**Stated exercise**: Report each line of the data that includes the word "channel".

[START OF Material for the task]

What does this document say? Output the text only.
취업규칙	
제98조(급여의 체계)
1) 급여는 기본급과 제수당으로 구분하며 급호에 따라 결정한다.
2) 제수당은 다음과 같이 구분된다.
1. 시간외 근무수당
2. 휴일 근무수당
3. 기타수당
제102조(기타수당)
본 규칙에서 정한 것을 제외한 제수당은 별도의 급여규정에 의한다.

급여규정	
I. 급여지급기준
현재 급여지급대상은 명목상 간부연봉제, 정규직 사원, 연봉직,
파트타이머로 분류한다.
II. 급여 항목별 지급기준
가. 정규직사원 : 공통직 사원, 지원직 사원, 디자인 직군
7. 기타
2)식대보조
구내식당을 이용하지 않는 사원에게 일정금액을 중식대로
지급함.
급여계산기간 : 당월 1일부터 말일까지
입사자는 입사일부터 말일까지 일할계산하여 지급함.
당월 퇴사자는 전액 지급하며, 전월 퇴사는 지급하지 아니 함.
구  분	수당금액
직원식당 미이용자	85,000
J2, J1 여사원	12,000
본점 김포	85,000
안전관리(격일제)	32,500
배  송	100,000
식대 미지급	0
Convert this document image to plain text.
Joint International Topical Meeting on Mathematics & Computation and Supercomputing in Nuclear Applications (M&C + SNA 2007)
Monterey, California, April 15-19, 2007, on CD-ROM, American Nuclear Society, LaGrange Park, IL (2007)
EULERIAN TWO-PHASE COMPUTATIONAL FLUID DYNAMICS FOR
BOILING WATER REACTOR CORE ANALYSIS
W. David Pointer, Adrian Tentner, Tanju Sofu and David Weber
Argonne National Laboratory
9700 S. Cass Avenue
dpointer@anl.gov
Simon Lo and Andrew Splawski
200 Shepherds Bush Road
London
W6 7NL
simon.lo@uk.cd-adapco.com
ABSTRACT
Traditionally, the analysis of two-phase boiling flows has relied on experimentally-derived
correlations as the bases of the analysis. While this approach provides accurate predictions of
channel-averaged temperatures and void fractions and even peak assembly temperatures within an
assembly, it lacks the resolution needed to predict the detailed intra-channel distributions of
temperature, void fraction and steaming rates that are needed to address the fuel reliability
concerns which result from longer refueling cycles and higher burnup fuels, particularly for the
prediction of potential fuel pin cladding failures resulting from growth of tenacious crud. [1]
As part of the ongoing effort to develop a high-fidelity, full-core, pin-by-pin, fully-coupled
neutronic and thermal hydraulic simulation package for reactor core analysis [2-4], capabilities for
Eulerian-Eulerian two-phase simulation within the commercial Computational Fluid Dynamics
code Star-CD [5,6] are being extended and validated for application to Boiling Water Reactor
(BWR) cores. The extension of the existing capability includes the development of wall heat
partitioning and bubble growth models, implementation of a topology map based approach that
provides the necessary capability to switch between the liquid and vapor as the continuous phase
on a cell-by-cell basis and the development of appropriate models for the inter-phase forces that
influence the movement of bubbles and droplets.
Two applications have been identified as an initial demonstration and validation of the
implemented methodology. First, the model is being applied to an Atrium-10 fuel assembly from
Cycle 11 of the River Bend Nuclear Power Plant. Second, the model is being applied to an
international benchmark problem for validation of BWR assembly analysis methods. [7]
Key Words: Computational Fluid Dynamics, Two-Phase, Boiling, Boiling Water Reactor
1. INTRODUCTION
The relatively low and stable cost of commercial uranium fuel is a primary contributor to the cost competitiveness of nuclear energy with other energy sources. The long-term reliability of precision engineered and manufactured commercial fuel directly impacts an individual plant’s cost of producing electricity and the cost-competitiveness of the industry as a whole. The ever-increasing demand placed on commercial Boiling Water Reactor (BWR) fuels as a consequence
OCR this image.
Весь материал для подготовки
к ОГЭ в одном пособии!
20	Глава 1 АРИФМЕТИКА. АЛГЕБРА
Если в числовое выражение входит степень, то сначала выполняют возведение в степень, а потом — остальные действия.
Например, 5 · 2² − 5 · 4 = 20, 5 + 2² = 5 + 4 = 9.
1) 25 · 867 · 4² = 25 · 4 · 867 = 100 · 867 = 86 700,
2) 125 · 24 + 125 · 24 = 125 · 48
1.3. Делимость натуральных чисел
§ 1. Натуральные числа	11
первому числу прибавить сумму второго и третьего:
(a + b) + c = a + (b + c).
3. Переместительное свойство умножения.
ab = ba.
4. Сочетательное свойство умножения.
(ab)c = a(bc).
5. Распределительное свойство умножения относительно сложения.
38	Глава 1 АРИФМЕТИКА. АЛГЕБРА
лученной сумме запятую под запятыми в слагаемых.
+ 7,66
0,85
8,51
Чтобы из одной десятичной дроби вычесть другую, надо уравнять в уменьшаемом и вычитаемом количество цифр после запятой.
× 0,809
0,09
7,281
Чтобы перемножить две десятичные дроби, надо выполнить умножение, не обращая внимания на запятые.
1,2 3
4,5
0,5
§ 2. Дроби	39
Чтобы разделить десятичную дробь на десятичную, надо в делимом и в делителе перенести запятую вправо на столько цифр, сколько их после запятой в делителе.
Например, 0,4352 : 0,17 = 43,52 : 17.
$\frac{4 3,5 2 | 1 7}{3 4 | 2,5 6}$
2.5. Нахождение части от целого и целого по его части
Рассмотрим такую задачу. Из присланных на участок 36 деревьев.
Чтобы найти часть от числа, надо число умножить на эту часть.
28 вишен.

[END OF Material for the task]

**Written solution**:
channel-averaged temperatures and void fractions and even peak assembly temperatures within an
assembly, it lacks the resolution needed to predict the detailed intra-channel distributions of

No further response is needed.